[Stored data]
--------------------

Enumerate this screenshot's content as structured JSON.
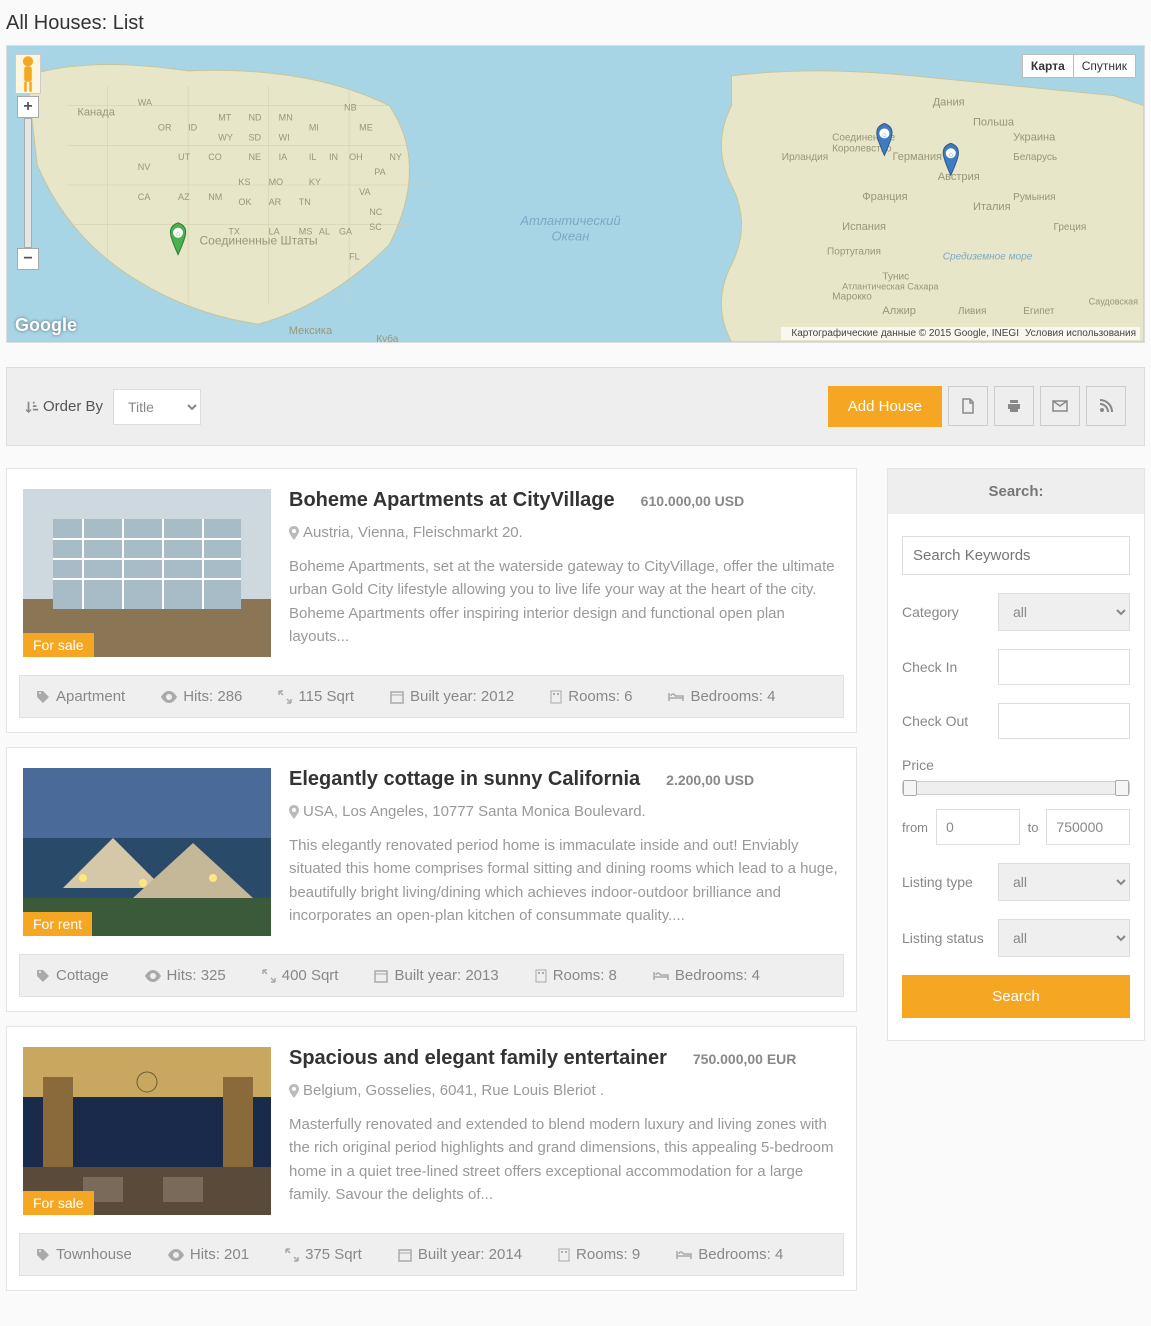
{
  "page_title": "All Houses: List",
  "map": {
    "type_buttons": [
      "Карта",
      "Спутник"
    ],
    "attribution": "Картографические данные © 2015 Google, INEGI",
    "terms": "Условия использования",
    "logo": "Google"
  },
  "toolbar": {
    "order_by_label": "Order By",
    "order_by_value": "Title",
    "add_label": "Add House"
  },
  "listings": [
    {
      "title": "Boheme Apartments at CityVillage",
      "price": "610.000,00 USD",
      "location": "Austria, Vienna, Fleischmarkt 20.",
      "desc": "Boheme Apartments, set at the waterside gateway to CityVillage, offer the ultimate urban Gold City lifestyle allowing you to live life your way at the heart of the city. Boheme Apartments offer inspiring interior design and functional open plan layouts...",
      "badge": "For sale",
      "meta": {
        "category": "Apartment",
        "hits": "Hits: 286",
        "area": "115 Sqrt",
        "built": "Built year: 2012",
        "rooms": "Rooms: 6",
        "bedrooms": "Bedrooms: 4"
      }
    },
    {
      "title": "Elegantly cottage in sunny California",
      "price": "2.200,00 USD",
      "location": "USA, Los Angeles, 10777 Santa Monica Boulevard.",
      "desc": "This elegantly renovated period home is immaculate inside and out! Enviably situated this home comprises formal sitting and dining rooms which lead to a huge, beautifully bright living/dining which achieves indoor-outdoor brilliance and incorporates an open-plan kitchen of consummate quality....",
      "badge": "For rent",
      "meta": {
        "category": "Cottage",
        "hits": "Hits: 325",
        "area": "400 Sqrt",
        "built": "Built year: 2013",
        "rooms": "Rooms: 8",
        "bedrooms": "Bedrooms: 4"
      }
    },
    {
      "title": "Spacious and elegant family entertainer",
      "price": "750.000,00 EUR",
      "location": "Belgium, Gosselies, 6041, Rue Louis Bleriot .",
      "desc": "Masterfully renovated and extended to blend modern luxury and living zones with the rich original period highlights and grand dimensions, this appealing 5-bedroom home in a quiet tree-lined street offers exceptional accommodation for a large family. Savour the delights of...",
      "badge": "For sale",
      "meta": {
        "category": "Townhouse",
        "hits": "Hits: 201",
        "area": "375 Sqrt",
        "built": "Built year: 2014",
        "rooms": "Rooms: 9",
        "bedrooms": "Bedrooms: 4"
      }
    }
  ],
  "search": {
    "heading": "Search:",
    "keywords_placeholder": "Search Keywords",
    "category_label": "Category",
    "category_value": "all",
    "checkin_label": "Check In",
    "checkout_label": "Check Out",
    "price_label": "Price",
    "from_label": "from",
    "to_label": "to",
    "price_from": "0",
    "price_to": "750000",
    "listing_type_label": "Listing type",
    "listing_type_value": "all",
    "listing_status_label": "Listing status",
    "listing_status_value": "all",
    "button": "Search"
  }
}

--------------------

→ **EXERCISE BRIEF**
Out of the material above, select every line that holds the string "Check".

→ **IN RESPONSE**
    "checkin_label": "Check In",
    "checkout_label": "Check Out",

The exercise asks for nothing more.